Aim:
From the listing below, pull out all lines with "structured" in them.

Data to use:
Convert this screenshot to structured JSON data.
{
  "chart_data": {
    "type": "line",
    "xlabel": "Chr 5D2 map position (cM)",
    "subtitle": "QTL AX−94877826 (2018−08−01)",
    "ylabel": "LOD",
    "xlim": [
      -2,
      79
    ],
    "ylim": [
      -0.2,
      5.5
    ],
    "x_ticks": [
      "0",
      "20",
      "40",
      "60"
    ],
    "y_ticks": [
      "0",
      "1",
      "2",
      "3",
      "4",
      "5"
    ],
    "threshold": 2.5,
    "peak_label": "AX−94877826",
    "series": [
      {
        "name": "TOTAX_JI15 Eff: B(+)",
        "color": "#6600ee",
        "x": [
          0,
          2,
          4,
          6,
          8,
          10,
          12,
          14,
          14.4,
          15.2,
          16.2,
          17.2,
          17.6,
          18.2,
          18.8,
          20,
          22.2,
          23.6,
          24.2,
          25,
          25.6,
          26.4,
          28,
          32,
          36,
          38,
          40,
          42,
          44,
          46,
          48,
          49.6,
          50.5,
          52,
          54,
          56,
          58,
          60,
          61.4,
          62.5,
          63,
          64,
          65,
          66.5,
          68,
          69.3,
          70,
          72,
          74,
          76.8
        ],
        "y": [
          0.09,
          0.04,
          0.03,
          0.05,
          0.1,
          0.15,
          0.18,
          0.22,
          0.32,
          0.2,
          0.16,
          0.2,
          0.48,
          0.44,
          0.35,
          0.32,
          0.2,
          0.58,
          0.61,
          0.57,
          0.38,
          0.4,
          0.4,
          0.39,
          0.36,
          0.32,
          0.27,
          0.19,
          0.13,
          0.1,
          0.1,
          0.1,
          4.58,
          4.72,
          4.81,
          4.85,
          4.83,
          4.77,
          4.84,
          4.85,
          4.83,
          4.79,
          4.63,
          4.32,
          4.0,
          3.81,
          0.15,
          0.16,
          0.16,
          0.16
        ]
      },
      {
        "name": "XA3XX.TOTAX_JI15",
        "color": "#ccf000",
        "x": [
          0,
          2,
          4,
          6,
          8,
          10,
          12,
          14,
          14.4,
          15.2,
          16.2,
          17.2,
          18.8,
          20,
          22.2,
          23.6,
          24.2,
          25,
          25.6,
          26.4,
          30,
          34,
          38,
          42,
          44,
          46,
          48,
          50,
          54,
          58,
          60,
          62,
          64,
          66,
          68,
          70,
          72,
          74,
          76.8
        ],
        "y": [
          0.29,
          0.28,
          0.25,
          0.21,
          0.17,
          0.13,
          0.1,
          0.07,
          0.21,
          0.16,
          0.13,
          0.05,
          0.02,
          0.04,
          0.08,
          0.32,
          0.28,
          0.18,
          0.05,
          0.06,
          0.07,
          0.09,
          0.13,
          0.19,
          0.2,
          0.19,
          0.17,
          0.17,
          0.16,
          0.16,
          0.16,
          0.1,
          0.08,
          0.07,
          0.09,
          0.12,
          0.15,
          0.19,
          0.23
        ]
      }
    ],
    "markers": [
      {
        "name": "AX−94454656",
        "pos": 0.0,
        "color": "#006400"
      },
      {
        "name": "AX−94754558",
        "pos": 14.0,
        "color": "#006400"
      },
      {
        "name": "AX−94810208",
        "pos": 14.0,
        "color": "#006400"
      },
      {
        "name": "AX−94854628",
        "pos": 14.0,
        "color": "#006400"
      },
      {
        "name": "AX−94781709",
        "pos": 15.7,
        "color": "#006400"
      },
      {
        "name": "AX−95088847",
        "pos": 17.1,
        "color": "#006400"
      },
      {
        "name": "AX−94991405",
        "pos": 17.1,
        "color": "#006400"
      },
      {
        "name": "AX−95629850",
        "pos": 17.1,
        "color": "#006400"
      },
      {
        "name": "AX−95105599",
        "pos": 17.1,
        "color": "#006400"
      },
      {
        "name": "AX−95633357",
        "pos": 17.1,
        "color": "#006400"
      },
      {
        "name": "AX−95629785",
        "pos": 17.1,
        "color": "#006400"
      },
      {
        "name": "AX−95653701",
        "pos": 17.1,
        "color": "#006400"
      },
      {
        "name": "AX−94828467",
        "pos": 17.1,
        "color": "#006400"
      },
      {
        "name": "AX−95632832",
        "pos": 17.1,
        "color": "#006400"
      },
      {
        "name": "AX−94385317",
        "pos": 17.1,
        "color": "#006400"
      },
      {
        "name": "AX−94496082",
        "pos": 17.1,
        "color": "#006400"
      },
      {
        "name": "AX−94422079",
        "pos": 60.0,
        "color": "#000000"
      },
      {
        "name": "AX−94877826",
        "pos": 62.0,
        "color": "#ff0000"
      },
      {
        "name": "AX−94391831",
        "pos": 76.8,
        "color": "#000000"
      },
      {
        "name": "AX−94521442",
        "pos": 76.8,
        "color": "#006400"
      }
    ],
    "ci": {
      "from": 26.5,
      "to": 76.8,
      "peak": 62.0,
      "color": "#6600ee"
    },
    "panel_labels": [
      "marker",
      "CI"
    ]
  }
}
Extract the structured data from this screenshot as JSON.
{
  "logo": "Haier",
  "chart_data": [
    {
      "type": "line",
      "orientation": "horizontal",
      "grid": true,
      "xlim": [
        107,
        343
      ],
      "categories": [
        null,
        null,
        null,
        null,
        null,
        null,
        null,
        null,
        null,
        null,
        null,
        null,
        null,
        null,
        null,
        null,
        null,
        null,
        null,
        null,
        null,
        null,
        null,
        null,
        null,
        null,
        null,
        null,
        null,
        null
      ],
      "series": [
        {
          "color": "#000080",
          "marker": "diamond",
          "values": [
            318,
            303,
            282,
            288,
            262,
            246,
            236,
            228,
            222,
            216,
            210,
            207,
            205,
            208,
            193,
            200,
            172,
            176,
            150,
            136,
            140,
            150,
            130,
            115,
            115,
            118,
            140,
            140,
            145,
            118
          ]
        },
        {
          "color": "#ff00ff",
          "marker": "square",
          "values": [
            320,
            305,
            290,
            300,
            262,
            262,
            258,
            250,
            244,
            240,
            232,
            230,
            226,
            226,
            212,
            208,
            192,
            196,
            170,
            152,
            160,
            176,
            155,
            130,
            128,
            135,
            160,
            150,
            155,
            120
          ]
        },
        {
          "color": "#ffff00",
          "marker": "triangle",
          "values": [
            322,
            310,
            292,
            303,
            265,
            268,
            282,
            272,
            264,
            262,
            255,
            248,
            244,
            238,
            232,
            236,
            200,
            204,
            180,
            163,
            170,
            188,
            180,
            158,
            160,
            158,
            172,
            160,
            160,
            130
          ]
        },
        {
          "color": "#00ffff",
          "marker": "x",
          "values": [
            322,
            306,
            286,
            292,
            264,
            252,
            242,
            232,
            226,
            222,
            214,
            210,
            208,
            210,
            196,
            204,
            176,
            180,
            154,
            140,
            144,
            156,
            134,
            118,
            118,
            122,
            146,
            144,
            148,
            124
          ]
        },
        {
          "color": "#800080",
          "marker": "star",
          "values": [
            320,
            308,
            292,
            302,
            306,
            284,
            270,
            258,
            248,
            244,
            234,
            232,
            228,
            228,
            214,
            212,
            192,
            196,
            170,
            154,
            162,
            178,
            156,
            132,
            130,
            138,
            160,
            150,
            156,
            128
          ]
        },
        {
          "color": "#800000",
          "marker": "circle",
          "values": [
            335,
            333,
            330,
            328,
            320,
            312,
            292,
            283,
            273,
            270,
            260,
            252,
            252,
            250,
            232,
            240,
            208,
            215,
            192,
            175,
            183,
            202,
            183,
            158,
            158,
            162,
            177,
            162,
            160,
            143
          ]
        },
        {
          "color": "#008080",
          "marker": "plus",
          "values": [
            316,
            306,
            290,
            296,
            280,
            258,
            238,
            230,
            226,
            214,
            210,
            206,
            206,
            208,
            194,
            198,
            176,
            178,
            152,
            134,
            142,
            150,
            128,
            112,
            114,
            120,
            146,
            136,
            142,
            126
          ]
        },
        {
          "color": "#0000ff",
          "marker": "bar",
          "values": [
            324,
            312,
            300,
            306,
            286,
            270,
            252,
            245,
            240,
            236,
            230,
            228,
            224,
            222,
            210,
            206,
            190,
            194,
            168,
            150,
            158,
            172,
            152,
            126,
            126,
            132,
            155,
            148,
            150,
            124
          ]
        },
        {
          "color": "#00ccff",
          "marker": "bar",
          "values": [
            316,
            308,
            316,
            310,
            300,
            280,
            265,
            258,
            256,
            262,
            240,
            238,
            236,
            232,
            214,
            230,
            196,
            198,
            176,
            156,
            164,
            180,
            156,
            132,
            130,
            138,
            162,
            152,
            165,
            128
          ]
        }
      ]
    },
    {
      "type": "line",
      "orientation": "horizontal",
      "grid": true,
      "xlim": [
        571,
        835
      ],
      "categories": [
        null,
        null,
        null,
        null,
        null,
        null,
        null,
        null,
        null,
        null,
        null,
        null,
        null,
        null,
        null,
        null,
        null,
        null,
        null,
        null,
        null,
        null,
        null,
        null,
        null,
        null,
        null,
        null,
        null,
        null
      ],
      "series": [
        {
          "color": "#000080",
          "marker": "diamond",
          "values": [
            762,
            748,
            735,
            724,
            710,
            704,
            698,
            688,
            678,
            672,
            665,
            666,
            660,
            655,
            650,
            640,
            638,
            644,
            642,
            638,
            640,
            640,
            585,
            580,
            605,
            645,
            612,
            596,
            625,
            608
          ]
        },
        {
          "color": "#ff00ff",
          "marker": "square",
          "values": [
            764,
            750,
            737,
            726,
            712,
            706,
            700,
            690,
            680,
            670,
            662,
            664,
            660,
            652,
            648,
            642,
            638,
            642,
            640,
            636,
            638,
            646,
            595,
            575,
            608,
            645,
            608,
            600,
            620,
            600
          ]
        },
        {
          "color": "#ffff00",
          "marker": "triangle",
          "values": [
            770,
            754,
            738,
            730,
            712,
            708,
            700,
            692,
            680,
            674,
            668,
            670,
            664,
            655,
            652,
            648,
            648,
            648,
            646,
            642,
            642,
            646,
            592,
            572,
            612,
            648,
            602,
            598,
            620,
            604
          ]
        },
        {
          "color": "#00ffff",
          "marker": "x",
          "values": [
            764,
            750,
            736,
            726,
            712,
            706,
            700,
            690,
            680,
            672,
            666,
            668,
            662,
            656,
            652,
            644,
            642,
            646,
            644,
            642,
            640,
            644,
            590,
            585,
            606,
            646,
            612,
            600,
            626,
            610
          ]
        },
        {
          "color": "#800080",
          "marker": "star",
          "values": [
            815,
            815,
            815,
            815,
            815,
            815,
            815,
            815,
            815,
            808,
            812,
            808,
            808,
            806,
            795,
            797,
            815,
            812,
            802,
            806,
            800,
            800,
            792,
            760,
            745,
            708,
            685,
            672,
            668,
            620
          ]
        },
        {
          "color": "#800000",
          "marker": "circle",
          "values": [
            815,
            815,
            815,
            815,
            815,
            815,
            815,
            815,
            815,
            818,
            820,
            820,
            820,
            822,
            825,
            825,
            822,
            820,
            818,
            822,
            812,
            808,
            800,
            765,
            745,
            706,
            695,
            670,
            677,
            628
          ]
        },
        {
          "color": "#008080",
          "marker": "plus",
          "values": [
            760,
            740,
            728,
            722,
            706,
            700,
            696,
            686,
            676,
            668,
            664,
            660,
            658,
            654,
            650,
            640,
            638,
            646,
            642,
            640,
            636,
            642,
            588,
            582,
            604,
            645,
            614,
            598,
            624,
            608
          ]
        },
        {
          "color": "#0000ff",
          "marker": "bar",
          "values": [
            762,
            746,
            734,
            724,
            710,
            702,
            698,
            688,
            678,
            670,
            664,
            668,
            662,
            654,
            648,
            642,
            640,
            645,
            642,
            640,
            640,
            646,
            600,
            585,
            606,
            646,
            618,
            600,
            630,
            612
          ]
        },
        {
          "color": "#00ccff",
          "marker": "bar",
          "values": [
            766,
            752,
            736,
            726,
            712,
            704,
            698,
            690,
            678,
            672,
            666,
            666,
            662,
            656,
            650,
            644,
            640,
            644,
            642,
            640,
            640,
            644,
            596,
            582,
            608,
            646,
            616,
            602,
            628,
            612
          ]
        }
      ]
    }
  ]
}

Solved exercise:
Convert this screenshot to structured JSON data.
Extract the structured data from this screenshot as JSON.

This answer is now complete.